■ Task details: Scan the data below and report how many lines include the word "Kristus". Nothing else is wanted.

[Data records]
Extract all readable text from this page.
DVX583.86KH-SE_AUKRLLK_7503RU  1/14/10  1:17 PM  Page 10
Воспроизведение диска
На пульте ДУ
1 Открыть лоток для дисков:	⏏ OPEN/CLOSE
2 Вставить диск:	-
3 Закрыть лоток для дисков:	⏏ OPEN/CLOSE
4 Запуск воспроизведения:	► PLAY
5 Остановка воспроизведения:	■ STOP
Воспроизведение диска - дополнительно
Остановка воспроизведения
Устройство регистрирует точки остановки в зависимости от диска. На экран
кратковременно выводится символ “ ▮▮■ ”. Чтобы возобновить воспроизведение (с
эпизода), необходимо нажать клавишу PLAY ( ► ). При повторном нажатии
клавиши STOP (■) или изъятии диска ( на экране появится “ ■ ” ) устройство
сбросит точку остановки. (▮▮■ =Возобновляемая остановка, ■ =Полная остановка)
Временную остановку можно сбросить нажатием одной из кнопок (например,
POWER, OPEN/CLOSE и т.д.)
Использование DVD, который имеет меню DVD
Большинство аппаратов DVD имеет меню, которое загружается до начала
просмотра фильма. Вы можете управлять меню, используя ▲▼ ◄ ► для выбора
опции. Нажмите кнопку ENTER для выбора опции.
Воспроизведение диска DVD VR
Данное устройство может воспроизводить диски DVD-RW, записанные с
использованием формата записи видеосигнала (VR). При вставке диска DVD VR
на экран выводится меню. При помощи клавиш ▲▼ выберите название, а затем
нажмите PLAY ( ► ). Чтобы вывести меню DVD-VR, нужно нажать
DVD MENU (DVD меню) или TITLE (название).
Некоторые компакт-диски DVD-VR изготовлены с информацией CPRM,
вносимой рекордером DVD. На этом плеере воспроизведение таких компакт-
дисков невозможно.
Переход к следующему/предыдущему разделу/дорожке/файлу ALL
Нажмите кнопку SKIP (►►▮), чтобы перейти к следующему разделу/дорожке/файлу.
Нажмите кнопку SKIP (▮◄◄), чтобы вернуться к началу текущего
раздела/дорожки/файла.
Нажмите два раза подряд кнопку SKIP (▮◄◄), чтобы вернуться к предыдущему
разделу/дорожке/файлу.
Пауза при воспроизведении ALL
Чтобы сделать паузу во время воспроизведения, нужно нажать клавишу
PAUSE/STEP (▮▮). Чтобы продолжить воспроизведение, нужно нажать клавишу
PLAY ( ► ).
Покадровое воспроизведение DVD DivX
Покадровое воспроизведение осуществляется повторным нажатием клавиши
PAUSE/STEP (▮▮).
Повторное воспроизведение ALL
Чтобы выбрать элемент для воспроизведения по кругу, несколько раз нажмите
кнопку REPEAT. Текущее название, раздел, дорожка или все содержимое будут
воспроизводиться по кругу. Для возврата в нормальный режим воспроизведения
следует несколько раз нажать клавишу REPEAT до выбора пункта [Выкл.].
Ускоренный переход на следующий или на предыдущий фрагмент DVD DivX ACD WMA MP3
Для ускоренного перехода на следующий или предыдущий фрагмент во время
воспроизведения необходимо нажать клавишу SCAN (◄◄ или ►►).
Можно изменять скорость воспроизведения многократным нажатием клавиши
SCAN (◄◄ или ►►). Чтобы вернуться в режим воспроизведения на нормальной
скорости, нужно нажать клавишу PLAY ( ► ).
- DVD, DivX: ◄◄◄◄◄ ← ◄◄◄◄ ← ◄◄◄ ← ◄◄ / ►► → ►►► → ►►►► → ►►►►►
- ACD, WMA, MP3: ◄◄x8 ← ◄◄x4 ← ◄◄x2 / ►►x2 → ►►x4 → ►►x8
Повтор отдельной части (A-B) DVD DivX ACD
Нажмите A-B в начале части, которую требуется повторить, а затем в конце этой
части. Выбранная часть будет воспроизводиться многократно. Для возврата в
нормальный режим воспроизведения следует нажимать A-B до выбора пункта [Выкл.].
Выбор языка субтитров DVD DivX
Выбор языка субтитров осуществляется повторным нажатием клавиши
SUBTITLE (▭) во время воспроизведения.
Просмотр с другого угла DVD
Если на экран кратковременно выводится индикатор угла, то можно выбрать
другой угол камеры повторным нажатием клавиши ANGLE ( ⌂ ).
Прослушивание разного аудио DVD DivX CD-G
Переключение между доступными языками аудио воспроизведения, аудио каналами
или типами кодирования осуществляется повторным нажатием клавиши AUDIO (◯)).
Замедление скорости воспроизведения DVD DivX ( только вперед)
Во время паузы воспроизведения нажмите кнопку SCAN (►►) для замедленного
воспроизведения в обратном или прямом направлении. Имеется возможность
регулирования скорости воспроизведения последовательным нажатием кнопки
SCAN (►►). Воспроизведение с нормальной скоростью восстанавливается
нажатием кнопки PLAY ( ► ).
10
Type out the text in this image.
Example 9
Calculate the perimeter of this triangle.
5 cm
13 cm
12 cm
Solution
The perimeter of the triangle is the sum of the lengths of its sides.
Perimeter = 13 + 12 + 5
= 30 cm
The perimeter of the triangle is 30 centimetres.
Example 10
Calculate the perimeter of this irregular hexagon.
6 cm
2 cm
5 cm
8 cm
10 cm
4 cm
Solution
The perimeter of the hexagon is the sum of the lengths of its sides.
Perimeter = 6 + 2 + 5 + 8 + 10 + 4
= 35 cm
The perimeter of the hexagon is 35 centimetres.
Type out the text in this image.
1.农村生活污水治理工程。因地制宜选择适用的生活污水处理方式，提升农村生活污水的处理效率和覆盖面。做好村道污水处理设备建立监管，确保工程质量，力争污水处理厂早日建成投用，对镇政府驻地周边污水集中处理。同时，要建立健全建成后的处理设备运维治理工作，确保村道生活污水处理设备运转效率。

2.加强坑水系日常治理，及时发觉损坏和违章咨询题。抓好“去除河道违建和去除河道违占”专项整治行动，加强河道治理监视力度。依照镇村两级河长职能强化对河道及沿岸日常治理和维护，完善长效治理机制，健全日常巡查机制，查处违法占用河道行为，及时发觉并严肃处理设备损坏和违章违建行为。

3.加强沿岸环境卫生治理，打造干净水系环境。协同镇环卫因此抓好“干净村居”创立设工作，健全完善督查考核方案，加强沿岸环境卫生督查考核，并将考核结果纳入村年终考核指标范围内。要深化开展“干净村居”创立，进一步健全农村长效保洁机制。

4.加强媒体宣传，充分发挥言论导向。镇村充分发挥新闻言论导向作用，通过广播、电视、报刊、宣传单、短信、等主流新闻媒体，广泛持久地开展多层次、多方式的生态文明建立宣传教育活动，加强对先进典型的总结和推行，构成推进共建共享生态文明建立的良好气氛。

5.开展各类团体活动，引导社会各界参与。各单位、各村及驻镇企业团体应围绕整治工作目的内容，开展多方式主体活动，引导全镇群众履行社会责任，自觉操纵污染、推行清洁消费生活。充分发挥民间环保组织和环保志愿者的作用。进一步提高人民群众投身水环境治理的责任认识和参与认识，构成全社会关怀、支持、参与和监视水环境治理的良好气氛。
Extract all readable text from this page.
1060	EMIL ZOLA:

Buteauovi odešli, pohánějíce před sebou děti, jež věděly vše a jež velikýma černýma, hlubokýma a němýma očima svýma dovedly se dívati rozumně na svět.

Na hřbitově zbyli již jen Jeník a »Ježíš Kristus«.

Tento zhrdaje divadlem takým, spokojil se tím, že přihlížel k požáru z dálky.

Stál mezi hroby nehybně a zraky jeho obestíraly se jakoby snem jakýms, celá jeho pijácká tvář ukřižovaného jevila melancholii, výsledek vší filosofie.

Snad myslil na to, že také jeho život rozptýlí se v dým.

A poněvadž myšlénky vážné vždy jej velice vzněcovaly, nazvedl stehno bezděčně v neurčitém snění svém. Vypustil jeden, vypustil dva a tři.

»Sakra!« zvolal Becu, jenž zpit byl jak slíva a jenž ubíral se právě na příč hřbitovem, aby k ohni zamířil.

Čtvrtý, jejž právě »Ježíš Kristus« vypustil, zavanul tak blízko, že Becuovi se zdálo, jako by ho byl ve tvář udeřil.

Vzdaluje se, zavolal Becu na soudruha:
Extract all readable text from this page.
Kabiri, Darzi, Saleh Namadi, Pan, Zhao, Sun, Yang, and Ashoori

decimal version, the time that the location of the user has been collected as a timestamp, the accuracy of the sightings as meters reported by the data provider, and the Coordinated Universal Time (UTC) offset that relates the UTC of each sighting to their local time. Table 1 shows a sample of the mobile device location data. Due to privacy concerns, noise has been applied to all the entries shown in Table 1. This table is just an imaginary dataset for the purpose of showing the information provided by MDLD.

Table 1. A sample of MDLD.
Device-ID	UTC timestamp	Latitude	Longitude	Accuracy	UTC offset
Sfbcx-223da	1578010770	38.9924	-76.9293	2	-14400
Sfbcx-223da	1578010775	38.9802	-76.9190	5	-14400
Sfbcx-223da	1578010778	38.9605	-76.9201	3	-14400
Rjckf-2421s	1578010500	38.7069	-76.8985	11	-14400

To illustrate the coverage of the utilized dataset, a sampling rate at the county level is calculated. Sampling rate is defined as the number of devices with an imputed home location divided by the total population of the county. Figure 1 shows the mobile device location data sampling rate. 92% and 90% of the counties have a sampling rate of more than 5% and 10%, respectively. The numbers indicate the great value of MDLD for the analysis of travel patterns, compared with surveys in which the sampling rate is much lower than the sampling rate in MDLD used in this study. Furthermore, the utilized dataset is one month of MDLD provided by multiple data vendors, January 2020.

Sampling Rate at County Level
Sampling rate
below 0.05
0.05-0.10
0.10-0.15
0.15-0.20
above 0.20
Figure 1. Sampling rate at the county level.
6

■ Solved exercise: 2